WHAT TO WORK ON:
Filter the lines below, keeping every one that contains the string "Live".

──────── DATASET EXCERPTS ────────

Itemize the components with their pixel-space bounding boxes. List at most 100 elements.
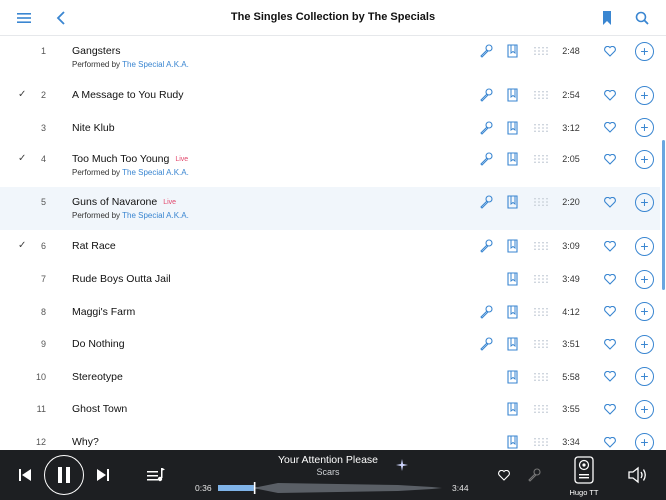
track-row[interactable]: 1 Gangsters Performed by The Special A.K.A… — [0, 36, 660, 79]
heart-icon[interactable] — [603, 88, 617, 102]
add-track-button[interactable]: + — [635, 269, 654, 289]
scrollbar[interactable] — [662, 140, 665, 290]
microphone-icon[interactable] — [527, 467, 541, 483]
track-row[interactable]: 8 Maggi's Farm 4:12 + — [0, 295, 660, 328]
add-track-button[interactable]: + — [635, 118, 654, 138]
heart-icon[interactable] — [603, 370, 617, 384]
heart-icon[interactable] — [603, 239, 617, 253]
lyrics-book-icon[interactable] — [506, 305, 520, 319]
microphone-icon[interactable] — [479, 121, 493, 135]
track-row[interactable]: ✓ 2 A Message to You Rudy 2:54 + — [0, 79, 660, 112]
hamburger-menu-icon[interactable] — [14, 8, 34, 28]
hugo-device-icon[interactable] — [573, 455, 595, 485]
track-grid-icon — [534, 88, 548, 102]
add-track-button[interactable]: + — [635, 302, 654, 322]
track-title-text: Ghost Town — [72, 403, 128, 416]
track-number: 7 — [40, 274, 46, 285]
track-title-text: Rat Race — [72, 240, 116, 253]
track-title[interactable]: Guns of Navarone Live — [72, 196, 176, 208]
lyrics-book-icon[interactable] — [506, 337, 520, 351]
add-track-button[interactable]: + — [635, 85, 654, 105]
heart-icon[interactable] — [603, 402, 617, 416]
performer-link[interactable]: The Special A.K.A. — [122, 211, 189, 220]
lyrics-book-icon[interactable] — [506, 121, 520, 135]
track-row[interactable]: 5 Guns of Navarone Live Performed by The Sp… — [0, 187, 660, 231]
add-track-button[interactable]: + — [635, 192, 654, 212]
add-track-button[interactable]: + — [635, 399, 654, 419]
heart-icon[interactable] — [603, 121, 617, 135]
microphone-icon[interactable] — [479, 239, 493, 254]
lyrics-book-icon[interactable] — [506, 44, 520, 58]
track-row[interactable]: 10 Stereotype 5:58 + — [0, 361, 660, 394]
heart-icon[interactable] — [603, 337, 617, 351]
lyrics-book-icon[interactable] — [506, 272, 520, 286]
track-number: 4 — [40, 154, 46, 165]
track-title[interactable]: Too Much Too Young Live — [72, 153, 188, 165]
heart-icon[interactable] — [603, 305, 617, 319]
next-track-icon[interactable] — [94, 467, 112, 483]
add-track-button[interactable]: + — [635, 432, 654, 450]
seek-thumb[interactable] — [253, 482, 256, 494]
track-grid-icon — [534, 370, 548, 384]
performer-link[interactable]: The Special A.K.A. — [122, 60, 189, 69]
track-number: 1 — [40, 46, 46, 56]
lyrics-book-icon[interactable] — [506, 239, 520, 254]
track-title[interactable]: Rude Boys Outta Jail — [72, 273, 171, 285]
microphone-icon[interactable] — [479, 152, 493, 166]
chevron-left-icon[interactable] — [51, 8, 71, 28]
queue-icon[interactable] — [146, 466, 166, 484]
track-title[interactable]: Ghost Town — [72, 403, 127, 415]
track-number: 12 — [35, 437, 46, 448]
track-row[interactable]: ✓ 6 Rat Race 3:09 + — [0, 230, 660, 263]
track-title[interactable]: Rat Race — [72, 240, 116, 252]
lyrics-book-icon[interactable] — [506, 195, 520, 209]
microphone-icon[interactable] — [479, 44, 493, 58]
microphone-icon[interactable] — [479, 88, 493, 103]
track-list[interactable]: 1 Gangsters Performed by The Special A.K.A… — [0, 36, 660, 450]
lyrics-book-icon[interactable] — [506, 435, 520, 449]
volume-icon[interactable] — [627, 465, 649, 485]
heart-icon[interactable] — [603, 195, 617, 209]
seek-bar[interactable] — [218, 481, 442, 494]
lyrics-book-icon[interactable] — [506, 88, 520, 102]
lyrics-book-icon[interactable] — [506, 402, 520, 417]
track-title-text: Maggi's Farm — [72, 305, 136, 318]
track-row[interactable]: ✓ 4 Too Much Too Young Live Performed by The… — [0, 144, 660, 187]
heart-icon[interactable] — [603, 272, 617, 286]
track-row[interactable]: 11 Ghost Town 3:55 + — [0, 393, 660, 426]
performed-by-label: Performed by — [72, 60, 121, 69]
heart-icon[interactable] — [603, 152, 617, 166]
lyrics-book-icon[interactable] — [506, 152, 520, 166]
track-row[interactable]: 7 Rude Boys Outta Jail 3:49 + — [0, 263, 660, 296]
microphone-icon[interactable] — [479, 305, 493, 319]
add-track-button[interactable]: + — [635, 149, 654, 169]
track-title[interactable]: Do Nothing — [72, 338, 125, 350]
track-row[interactable]: 9 Do Nothing 3:51 + — [0, 328, 660, 361]
device-label: Hugo TT — [569, 488, 599, 497]
track-title[interactable]: Nite Klub — [72, 122, 115, 134]
heart-icon[interactable] — [497, 468, 511, 482]
add-track-button[interactable]: + — [635, 236, 654, 256]
add-track-button[interactable]: + — [635, 367, 654, 387]
track-title[interactable]: Why? — [72, 436, 99, 448]
track-title[interactable]: Stereotype — [72, 371, 123, 383]
pause-button[interactable] — [44, 455, 84, 495]
previous-track-icon[interactable] — [16, 467, 34, 483]
track-duration: 3:55 — [562, 404, 580, 415]
microphone-icon[interactable] — [479, 337, 493, 352]
heart-icon[interactable] — [603, 435, 617, 449]
track-title[interactable]: A Message to You Rudy — [72, 89, 184, 101]
performer-link[interactable]: The Special A.K.A. — [122, 168, 189, 177]
track-row[interactable]: 12 Why? 3:34 + — [0, 426, 660, 450]
bookmark-icon[interactable] — [597, 8, 617, 28]
search-icon[interactable] — [632, 8, 652, 28]
track-row[interactable]: 3 Nite Klub 3:12 + — [0, 112, 660, 145]
track-title[interactable]: Maggi's Farm — [72, 306, 135, 318]
add-track-button[interactable]: + — [635, 41, 654, 61]
track-title[interactable]: Gangsters — [72, 45, 120, 57]
heart-icon[interactable] — [603, 44, 617, 58]
microphone-icon[interactable] — [479, 195, 493, 209]
track-title-text: Do Nothing — [72, 338, 125, 351]
add-track-button[interactable]: + — [635, 334, 654, 354]
lyrics-book-icon[interactable] — [506, 370, 520, 384]
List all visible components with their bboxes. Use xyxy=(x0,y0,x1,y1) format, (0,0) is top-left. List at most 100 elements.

────────

FINISHED EXERCISE:
track-title[interactable]: Guns of Navarone Live — [72, 196, 176, 208]
track-row[interactable]: 5 Guns of Navarone Live Performed by The Sp… — [0, 187, 660, 231]
track-title[interactable]: Too Much Too Young Live — [72, 153, 188, 165]
track-row[interactable]: ✓ 4 Too Much Too Young Live Performed by The… — [0, 144, 660, 187]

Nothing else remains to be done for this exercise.